YOUR TASK: Read the material below and count the lines holding the string "Total". Give that count with nothing added.

[Extracted records]
[start]

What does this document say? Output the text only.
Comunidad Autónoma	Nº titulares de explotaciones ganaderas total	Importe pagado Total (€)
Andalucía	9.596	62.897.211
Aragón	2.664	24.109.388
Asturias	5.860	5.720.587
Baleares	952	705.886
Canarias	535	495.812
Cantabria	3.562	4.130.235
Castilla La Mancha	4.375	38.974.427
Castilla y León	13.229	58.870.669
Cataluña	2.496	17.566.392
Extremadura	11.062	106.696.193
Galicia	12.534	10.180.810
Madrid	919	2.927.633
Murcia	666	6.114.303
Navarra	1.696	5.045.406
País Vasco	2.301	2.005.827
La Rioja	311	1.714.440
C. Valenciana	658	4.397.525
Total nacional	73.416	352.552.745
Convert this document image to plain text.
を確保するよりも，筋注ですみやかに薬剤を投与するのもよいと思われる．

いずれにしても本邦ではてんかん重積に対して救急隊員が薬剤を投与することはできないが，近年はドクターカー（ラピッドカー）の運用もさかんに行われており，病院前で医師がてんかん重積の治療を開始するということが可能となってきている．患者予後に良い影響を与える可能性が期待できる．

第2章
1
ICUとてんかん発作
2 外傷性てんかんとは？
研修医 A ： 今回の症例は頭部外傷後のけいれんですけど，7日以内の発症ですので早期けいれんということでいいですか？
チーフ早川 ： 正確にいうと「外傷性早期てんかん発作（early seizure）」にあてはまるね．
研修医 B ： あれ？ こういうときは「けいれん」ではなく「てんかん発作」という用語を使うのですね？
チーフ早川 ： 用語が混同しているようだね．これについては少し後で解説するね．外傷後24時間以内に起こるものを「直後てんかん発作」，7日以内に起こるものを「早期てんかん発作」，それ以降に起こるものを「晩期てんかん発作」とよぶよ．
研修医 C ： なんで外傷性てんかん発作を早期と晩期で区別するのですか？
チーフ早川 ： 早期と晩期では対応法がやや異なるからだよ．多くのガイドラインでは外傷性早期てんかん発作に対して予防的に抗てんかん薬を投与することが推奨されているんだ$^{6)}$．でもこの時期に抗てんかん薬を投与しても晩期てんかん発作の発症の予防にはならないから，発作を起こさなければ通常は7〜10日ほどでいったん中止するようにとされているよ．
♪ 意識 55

[end]

EXERCISE SOLUTION: 2